[[ DATASET RECORDS open ]]
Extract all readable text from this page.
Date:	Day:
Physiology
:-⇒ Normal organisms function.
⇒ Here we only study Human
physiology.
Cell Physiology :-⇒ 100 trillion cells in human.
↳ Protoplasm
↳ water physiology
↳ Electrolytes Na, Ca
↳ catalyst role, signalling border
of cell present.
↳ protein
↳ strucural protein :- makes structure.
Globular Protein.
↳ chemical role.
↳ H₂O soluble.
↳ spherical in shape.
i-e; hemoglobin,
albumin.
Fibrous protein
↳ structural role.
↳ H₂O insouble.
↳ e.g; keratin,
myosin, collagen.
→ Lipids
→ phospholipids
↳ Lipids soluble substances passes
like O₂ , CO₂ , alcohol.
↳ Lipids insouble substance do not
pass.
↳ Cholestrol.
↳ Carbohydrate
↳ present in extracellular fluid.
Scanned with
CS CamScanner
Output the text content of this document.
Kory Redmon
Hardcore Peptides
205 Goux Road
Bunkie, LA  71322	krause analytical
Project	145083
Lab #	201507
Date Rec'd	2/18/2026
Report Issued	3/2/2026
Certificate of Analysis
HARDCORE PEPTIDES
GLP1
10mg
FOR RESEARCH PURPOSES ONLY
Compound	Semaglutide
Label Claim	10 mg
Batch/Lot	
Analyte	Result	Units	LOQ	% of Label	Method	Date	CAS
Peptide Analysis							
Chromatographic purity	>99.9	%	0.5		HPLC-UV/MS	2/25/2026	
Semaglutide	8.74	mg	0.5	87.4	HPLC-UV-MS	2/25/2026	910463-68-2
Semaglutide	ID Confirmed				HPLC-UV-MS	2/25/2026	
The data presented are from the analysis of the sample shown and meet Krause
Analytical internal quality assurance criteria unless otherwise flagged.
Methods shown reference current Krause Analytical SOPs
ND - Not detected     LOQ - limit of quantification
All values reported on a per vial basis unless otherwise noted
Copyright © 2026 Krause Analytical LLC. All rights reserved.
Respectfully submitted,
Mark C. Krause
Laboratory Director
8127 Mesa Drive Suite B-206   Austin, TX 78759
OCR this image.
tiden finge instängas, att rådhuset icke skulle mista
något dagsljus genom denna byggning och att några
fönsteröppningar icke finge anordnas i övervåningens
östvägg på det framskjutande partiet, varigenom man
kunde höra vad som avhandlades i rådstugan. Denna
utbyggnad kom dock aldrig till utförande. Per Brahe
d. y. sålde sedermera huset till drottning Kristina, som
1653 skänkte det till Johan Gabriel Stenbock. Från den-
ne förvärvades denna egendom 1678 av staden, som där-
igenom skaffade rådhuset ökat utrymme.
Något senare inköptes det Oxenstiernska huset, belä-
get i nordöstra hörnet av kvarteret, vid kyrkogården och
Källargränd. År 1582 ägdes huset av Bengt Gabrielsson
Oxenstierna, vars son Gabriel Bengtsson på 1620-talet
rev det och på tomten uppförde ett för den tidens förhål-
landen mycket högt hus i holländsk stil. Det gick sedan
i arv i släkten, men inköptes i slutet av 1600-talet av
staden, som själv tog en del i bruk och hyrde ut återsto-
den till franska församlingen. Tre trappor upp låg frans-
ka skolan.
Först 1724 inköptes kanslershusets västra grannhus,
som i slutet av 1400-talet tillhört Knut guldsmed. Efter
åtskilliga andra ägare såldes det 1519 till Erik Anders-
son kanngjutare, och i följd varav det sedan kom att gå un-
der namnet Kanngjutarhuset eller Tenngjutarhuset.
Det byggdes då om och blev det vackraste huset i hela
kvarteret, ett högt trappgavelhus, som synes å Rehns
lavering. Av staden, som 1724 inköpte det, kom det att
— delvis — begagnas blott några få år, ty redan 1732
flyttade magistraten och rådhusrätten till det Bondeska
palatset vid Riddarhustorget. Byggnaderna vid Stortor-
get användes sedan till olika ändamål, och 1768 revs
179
[[ DATASET RECORDS closed ]]
What is needed is every line of the records above that contains the word "unless".

» **TASK RESULT**
Analytical internal quality assurance criteria unless otherwise flagged.
All values reported on a per vial basis unless otherwise noted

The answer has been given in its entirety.